GOAL =
Please print all of the material below, word for word.

TASK DATA =
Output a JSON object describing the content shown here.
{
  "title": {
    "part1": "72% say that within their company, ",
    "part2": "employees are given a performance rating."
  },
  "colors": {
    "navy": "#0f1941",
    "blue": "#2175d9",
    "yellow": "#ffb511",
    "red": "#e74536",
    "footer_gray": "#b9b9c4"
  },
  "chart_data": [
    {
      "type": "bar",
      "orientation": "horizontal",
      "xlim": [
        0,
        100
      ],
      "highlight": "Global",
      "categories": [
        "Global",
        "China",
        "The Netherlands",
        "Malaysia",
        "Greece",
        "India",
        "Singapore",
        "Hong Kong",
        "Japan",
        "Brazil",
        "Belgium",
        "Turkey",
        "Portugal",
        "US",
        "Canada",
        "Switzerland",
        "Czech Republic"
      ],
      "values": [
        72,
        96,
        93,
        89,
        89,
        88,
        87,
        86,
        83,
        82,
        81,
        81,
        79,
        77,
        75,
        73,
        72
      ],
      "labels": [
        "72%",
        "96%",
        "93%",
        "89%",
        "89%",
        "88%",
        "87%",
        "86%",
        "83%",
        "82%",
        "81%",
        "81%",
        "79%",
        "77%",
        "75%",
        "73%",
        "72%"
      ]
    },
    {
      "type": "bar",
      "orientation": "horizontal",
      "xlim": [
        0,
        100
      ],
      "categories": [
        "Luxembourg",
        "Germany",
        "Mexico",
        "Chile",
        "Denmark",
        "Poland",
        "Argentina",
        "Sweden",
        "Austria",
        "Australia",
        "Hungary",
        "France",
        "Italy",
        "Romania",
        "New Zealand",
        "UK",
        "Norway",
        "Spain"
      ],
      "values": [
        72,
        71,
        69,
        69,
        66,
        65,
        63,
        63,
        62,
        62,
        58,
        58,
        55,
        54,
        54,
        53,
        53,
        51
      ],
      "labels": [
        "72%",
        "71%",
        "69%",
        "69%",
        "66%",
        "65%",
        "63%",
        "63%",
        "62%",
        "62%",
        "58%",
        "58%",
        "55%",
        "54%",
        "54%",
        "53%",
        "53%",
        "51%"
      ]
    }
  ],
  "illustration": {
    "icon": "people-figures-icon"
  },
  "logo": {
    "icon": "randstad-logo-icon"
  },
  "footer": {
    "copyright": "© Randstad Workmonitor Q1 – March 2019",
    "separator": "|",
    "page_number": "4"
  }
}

TASK ANSWER =
Output a JSON object describing the content shown here.
{
  "title": {
    "part1": "72% say that within their company, ",
    "part2": "employees are given a performance rating."
  },
  "colors": {
    "navy": "#0f1941",
    "blue": "#2175d9",
    "yellow": "#ffb511",
    "red": "#e74536",
    "footer_gray": "#b9b9c4"
  },
  "chart_data": [
    {
      "type": "bar",
      "orientation": "horizontal",
      "xlim": [
        0,
        100
      ],
      "highlight": "Global",
      "categories": [
        "Global",
        "China",
        "The Netherlands",
        "Malaysia",
        "Greece",
        "India",
        "Singapore",
        "Hong Kong",
        "Japan",
        "Brazil",
        "Belgium",
        "Turkey",
        "Portugal",
        "US",
        "Canada",
        "Switzerland",
        "Czech Republic"
      ],
      "values": [
        72,
        96,
        93,
        89,
        89,
        88,
        87,
        86,
        83,
        82,
        81,
        81,
        79,
        77,
        75,
        73,
        72
      ],
      "labels": [
        "72%",
        "96%",
        "93%",
        "89%",
        "89%",
        "88%",
        "87%",
        "86%",
        "83%",
        "82%",
        "81%",
        "81%",
        "79%",
        "77%",
        "75%",
        "73%",
        "72%"
      ]
    },
    {
      "type": "bar",
      "orientation": "horizontal",
      "xlim": [
        0,
        100
      ],
      "categories": [
        "Luxembourg",
        "Germany",
        "Mexico",
        "Chile",
        "Denmark",
        "Poland",
        "Argentina",
        "Sweden",
        "Austria",
        "Australia",
        "Hungary",
        "France",
        "Italy",
        "Romania",
        "New Zealand",
        "UK",
        "Norway",
        "Spain"
      ],
      "values": [
        72,
        71,
        69,
        69,
        66,
        65,
        63,
        63,
        62,
        62,
        58,
        58,
        55,
        54,
        54,
        53,
        53,
        51
      ],
      "labels": [
        "72%",
        "71%",
        "69%",
        "69%",
        "66%",
        "65%",
        "63%",
        "63%",
        "62%",
        "62%",
        "58%",
        "58%",
        "55%",
        "54%",
        "54%",
        "53%",
        "53%",
        "51%"
      ]
    }
  ],
  "illustration": {
    "icon": "people-figures-icon"
  },
  "logo": {
    "icon": "randstad-logo-icon"
  },
  "footer": {
    "copyright": "© Randstad Workmonitor Q1 – March 2019",
    "separator": "|",
    "page_number": "4"
  }
}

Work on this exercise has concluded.